== Entries shown ==

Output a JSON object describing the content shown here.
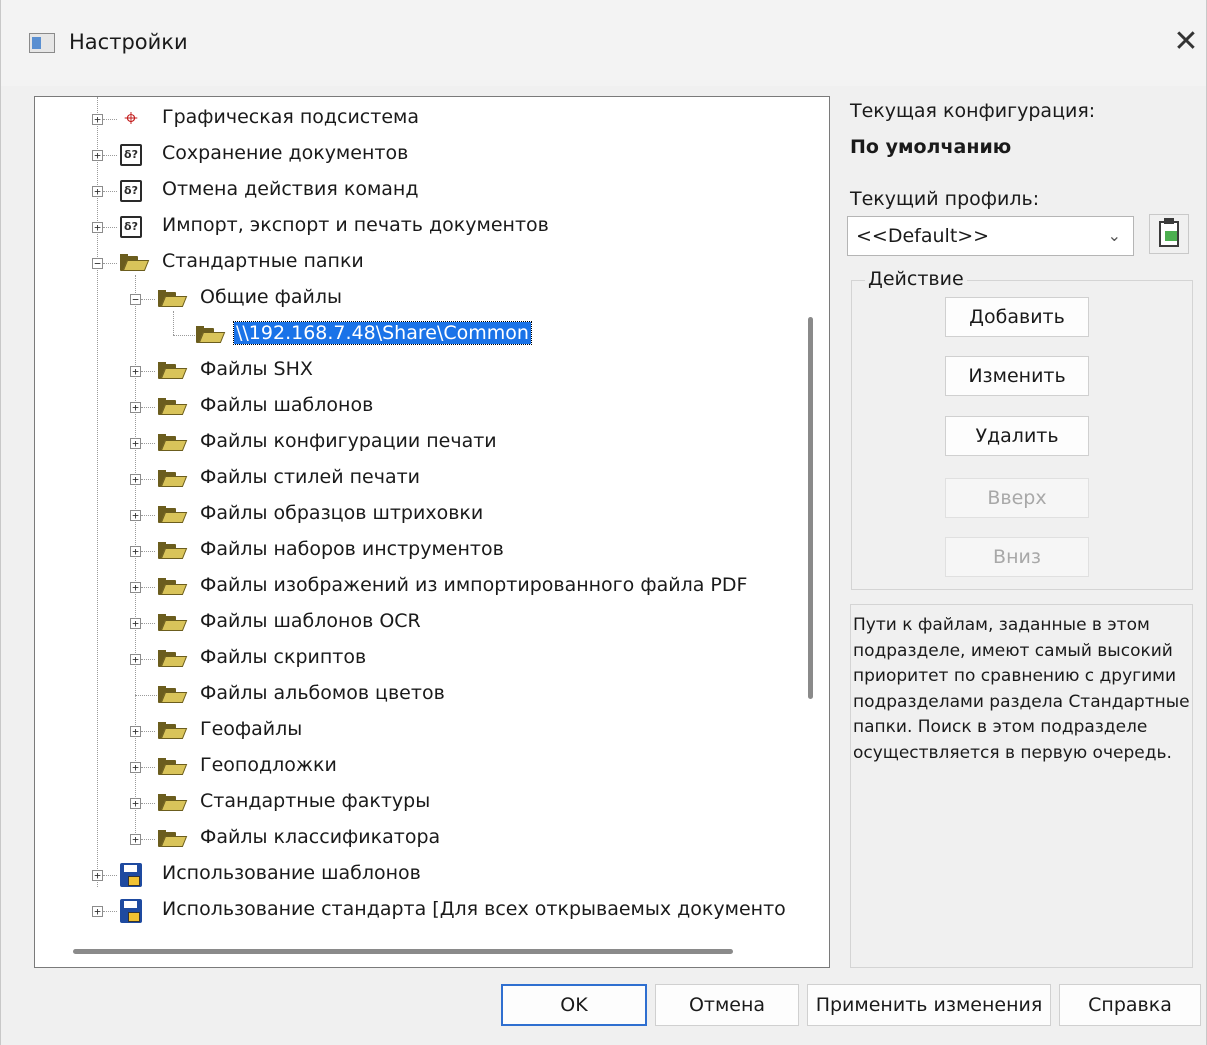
{
  "window": {
    "title": "Настройки",
    "close_glyph": "✕"
  },
  "tree": {
    "items": [
      {
        "label": "Графическая подсистема",
        "icon": "graphics-cursor-icon"
      },
      {
        "label": "Сохранение документов",
        "icon": "config-icon"
      },
      {
        "label": "Отмена действия команд",
        "icon": "config-icon"
      },
      {
        "label": "Импорт, экспорт и печать документов",
        "icon": "config-icon"
      },
      {
        "label": "Стандартные папки",
        "icon": "folder-icon"
      },
      {
        "label": "Общие файлы",
        "icon": "folder-icon"
      },
      {
        "label": "\\\\192.168.7.48\\Share\\Common",
        "icon": "folder-icon",
        "selected": true
      },
      {
        "label": "Файлы SHX",
        "icon": "folder-icon"
      },
      {
        "label": "Файлы шаблонов",
        "icon": "folder-icon"
      },
      {
        "label": "Файлы конфигурации печати",
        "icon": "folder-icon"
      },
      {
        "label": "Файлы стилей печати",
        "icon": "folder-icon"
      },
      {
        "label": "Файлы образцов штриховки",
        "icon": "folder-icon"
      },
      {
        "label": "Файлы наборов инструментов",
        "icon": "folder-icon"
      },
      {
        "label": "Файлы изображений из импортированного файла PDF",
        "icon": "folder-icon"
      },
      {
        "label": "Файлы шаблонов OCR",
        "icon": "folder-icon"
      },
      {
        "label": "Файлы скриптов",
        "icon": "folder-icon"
      },
      {
        "label": "Файлы альбомов цветов",
        "icon": "folder-icon"
      },
      {
        "label": "Геофайлы",
        "icon": "folder-icon"
      },
      {
        "label": "Геоподложки",
        "icon": "folder-icon"
      },
      {
        "label": "Стандартные фактуры",
        "icon": "folder-icon"
      },
      {
        "label": "Файлы классификатора",
        "icon": "folder-icon"
      },
      {
        "label": "Использование шаблонов",
        "icon": "template-disk-icon"
      },
      {
        "label": "Использование стандарта [Для всех открываемых документо",
        "icon": "template-disk-icon"
      }
    ]
  },
  "config": {
    "caption": "Текущая конфигурация:",
    "value": "По умолчанию",
    "profile_caption": "Текущий профиль:",
    "profile_value": "<<Default>>"
  },
  "actions": {
    "group_label": "Действие",
    "add": "Добавить",
    "edit": "Изменить",
    "delete": "Удалить",
    "up": "Вверх",
    "down": "Вниз"
  },
  "description": "Пути к файлам, заданные в этом подразделе, имеют самый высокий приоритет по сравнению с другими подразделами раздела Стандартные папки. Поиск в этом подразделе осуществляется в первую очередь.",
  "footer": {
    "ok": "OK",
    "cancel": "Отмена",
    "apply": "Применить изменения",
    "help": "Справка"
  }
}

===

Gather and copy every line of the data in which the string "документов" is found.

        "label": "Сохранение документов",
        "label": "Импорт, экспорт и печать документов",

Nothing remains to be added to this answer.